* Data for the task *
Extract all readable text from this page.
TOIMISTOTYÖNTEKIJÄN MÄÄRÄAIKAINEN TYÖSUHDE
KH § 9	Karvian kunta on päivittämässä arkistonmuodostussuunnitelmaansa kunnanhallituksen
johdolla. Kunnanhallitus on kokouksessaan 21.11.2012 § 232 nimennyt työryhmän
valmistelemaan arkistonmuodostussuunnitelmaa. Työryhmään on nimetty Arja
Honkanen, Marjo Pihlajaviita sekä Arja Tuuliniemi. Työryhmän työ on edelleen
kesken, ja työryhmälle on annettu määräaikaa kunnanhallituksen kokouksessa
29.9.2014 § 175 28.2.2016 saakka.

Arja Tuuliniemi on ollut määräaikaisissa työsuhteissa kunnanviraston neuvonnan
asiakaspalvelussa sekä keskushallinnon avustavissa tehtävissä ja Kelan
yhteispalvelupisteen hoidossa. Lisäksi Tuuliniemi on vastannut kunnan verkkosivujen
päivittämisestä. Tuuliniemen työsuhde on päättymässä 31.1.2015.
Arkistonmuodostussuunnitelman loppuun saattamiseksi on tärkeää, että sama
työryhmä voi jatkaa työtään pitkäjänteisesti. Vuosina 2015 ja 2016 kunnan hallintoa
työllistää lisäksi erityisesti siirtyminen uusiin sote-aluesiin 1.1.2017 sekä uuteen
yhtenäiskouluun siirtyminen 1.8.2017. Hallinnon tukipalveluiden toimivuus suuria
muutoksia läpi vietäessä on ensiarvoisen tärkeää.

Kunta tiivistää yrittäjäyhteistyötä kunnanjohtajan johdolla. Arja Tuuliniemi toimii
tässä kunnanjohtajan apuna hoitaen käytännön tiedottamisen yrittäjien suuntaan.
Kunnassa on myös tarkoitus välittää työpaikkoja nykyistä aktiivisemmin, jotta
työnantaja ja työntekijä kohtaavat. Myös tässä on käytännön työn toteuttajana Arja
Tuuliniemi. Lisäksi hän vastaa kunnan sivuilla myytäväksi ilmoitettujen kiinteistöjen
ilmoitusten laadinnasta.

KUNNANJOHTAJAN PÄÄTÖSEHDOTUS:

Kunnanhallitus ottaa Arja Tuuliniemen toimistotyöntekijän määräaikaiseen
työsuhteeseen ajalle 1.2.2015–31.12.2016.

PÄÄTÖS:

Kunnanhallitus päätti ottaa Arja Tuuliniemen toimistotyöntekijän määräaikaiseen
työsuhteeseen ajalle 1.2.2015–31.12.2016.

* Exercise requirements *
Your task is to output the full set of records exactly as presented.

* Correct output *
Extract all readable text from this page.
TOIMISTOTYÖNTEKIJÄN MÄÄRÄAIKAINEN TYÖSUHDE
KH § 9	Karvian kunta on päivittämässä arkistonmuodostussuunnitelmaansa kunnanhallituksen
johdolla. Kunnanhallitus on kokouksessaan 21.11.2012 § 232 nimennyt työryhmän
valmistelemaan arkistonmuodostussuunnitelmaa. Työryhmään on nimetty Arja
Honkanen, Marjo Pihlajaviita sekä Arja Tuuliniemi. Työryhmän työ on edelleen
kesken, ja työryhmälle on annettu määräaikaa kunnanhallituksen kokouksessa
29.9.2014 § 175 28.2.2016 saakka.

Arja Tuuliniemi on ollut määräaikaisissa työsuhteissa kunnanviraston neuvonnan
asiakaspalvelussa sekä keskushallinnon avustavissa tehtävissä ja Kelan
yhteispalvelupisteen hoidossa. Lisäksi Tuuliniemi on vastannut kunnan verkkosivujen
päivittämisestä. Tuuliniemen työsuhde on päättymässä 31.1.2015.
Arkistonmuodostussuunnitelman loppuun saattamiseksi on tärkeää, että sama
työryhmä voi jatkaa työtään pitkäjänteisesti. Vuosina 2015 ja 2016 kunnan hallintoa
työllistää lisäksi erityisesti siirtyminen uusiin sote-aluesiin 1.1.2017 sekä uuteen
yhtenäiskouluun siirtyminen 1.8.2017. Hallinnon tukipalveluiden toimivuus suuria
muutoksia läpi vietäessä on ensiarvoisen tärkeää.

Kunta tiivistää yrittäjäyhteistyötä kunnanjohtajan johdolla. Arja Tuuliniemi toimii
tässä kunnanjohtajan apuna hoitaen käytännön tiedottamisen yrittäjien suuntaan.
Kunnassa on myös tarkoitus välittää työpaikkoja nykyistä aktiivisemmin, jotta
työnantaja ja työntekijä kohtaavat. Myös tässä on käytännön työn toteuttajana Arja
Tuuliniemi. Lisäksi hän vastaa kunnan sivuilla myytäväksi ilmoitettujen kiinteistöjen
ilmoitusten laadinnasta.

KUNNANJOHTAJAN PÄÄTÖSEHDOTUS:

Kunnanhallitus ottaa Arja Tuuliniemen toimistotyöntekijän määräaikaiseen
työsuhteeseen ajalle 1.2.2015–31.12.2016.

PÄÄTÖS:

Kunnanhallitus päätti ottaa Arja Tuuliniemen toimistotyöntekijän määräaikaiseen
työsuhteeseen ajalle 1.2.2015–31.12.2016.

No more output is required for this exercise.